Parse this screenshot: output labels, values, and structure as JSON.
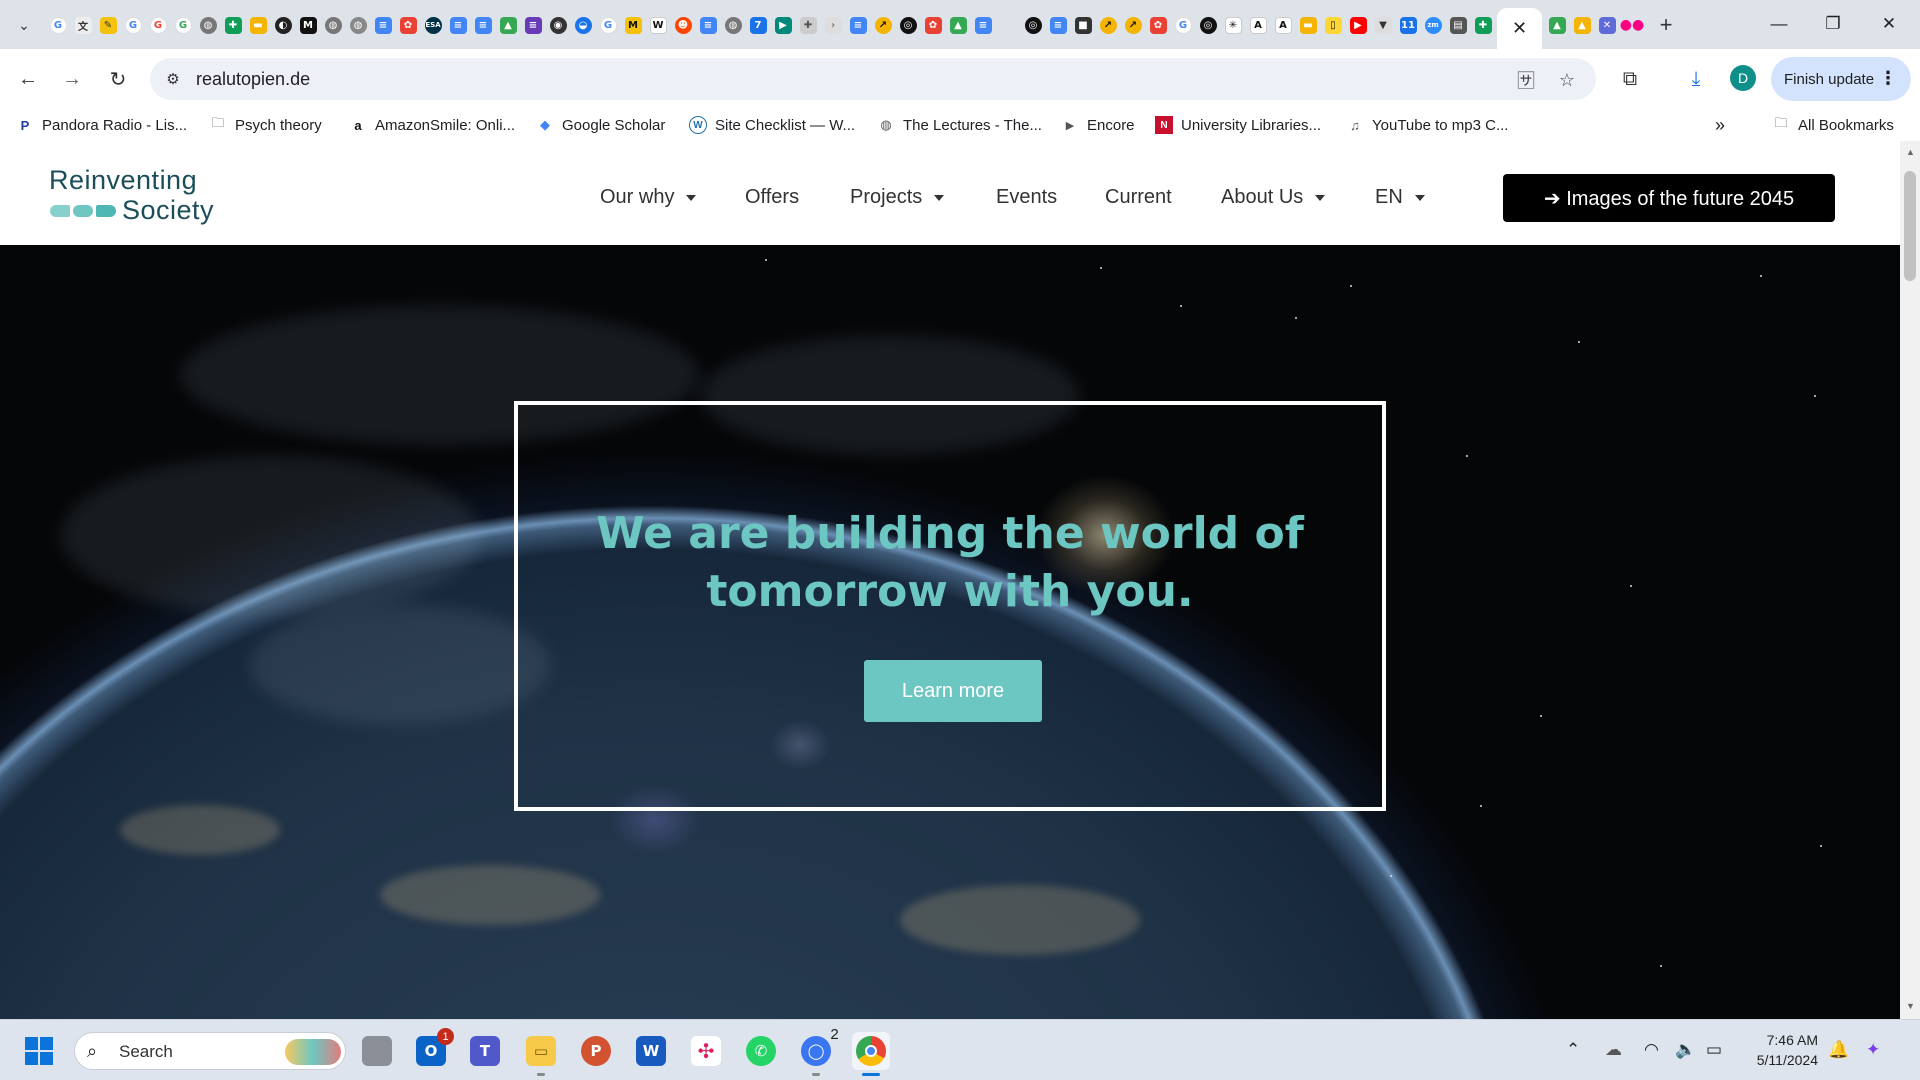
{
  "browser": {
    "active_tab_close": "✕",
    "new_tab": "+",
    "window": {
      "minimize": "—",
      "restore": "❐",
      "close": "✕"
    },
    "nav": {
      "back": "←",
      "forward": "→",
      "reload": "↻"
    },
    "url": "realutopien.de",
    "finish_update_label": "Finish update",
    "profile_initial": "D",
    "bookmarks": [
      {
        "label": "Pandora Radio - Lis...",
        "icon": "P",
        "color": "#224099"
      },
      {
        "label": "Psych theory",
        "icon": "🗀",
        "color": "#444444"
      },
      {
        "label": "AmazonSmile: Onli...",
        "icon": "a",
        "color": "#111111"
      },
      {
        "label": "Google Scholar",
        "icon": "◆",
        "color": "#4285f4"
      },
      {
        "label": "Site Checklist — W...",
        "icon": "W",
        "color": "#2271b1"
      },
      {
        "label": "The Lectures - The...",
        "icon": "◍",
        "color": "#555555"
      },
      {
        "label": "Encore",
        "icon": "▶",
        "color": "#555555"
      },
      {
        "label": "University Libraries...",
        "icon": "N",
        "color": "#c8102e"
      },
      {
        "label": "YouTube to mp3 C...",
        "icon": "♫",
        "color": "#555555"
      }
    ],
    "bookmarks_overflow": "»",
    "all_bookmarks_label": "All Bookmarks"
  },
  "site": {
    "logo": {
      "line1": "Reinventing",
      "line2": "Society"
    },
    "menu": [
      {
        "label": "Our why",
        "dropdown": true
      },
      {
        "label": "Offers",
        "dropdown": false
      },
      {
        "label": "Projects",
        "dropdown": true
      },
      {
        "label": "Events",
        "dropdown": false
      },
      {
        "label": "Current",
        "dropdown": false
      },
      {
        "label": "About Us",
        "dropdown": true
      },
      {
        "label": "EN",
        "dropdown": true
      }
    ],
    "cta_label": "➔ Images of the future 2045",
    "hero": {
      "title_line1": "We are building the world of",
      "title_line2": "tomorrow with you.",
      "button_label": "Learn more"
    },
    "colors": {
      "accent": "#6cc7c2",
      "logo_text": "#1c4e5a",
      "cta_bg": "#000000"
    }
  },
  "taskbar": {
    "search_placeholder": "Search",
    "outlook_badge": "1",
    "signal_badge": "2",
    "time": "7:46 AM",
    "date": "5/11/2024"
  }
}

**Problem details:** Give back every line exactly as it stands, pictures excluded.

**Result of this task:**
Parse this screenshot: output labels, values, and structure as JSON.
{
  "browser": {
    "active_tab_close": "✕",
    "new_tab": "+",
    "window": {
      "minimize": "—",
      "restore": "❐",
      "close": "✕"
    },
    "nav": {
      "back": "←",
      "forward": "→",
      "reload": "↻"
    },
    "url": "realutopien.de",
    "finish_update_label": "Finish update",
    "profile_initial": "D",
    "bookmarks": [
      {
        "label": "Pandora Radio - Lis...",
        "icon": "P",
        "color": "#224099"
      },
      {
        "label": "Psych theory",
        "icon": "🗀",
        "color": "#444444"
      },
      {
        "label": "AmazonSmile: Onli...",
        "icon": "a",
        "color": "#111111"
      },
      {
        "label": "Google Scholar",
        "icon": "◆",
        "color": "#4285f4"
      },
      {
        "label": "Site Checklist — W...",
        "icon": "W",
        "color": "#2271b1"
      },
      {
        "label": "The Lectures - The...",
        "icon": "◍",
        "color": "#555555"
      },
      {
        "label": "Encore",
        "icon": "▶",
        "color": "#555555"
      },
      {
        "label": "University Libraries...",
        "icon": "N",
        "color": "#c8102e"
      },
      {
        "label": "YouTube to mp3 C...",
        "icon": "♫",
        "color": "#555555"
      }
    ],
    "bookmarks_overflow": "»",
    "all_bookmarks_label": "All Bookmarks"
  },
  "site": {
    "logo": {
      "line1": "Reinventing",
      "line2": "Society"
    },
    "menu": [
      {
        "label": "Our why",
        "dropdown": true
      },
      {
        "label": "Offers",
        "dropdown": false
      },
      {
        "label": "Projects",
        "dropdown": true
      },
      {
        "label": "Events",
        "dropdown": false
      },
      {
        "label": "Current",
        "dropdown": false
      },
      {
        "label": "About Us",
        "dropdown": true
      },
      {
        "label": "EN",
        "dropdown": true
      }
    ],
    "cta_label": "➔ Images of the future 2045",
    "hero": {
      "title_line1": "We are building the world of",
      "title_line2": "tomorrow with you.",
      "button_label": "Learn more"
    },
    "colors": {
      "accent": "#6cc7c2",
      "logo_text": "#1c4e5a",
      "cta_bg": "#000000"
    }
  },
  "taskbar": {
    "search_placeholder": "Search",
    "outlook_badge": "1",
    "signal_badge": "2",
    "time": "7:46 AM",
    "date": "5/11/2024"
  }
}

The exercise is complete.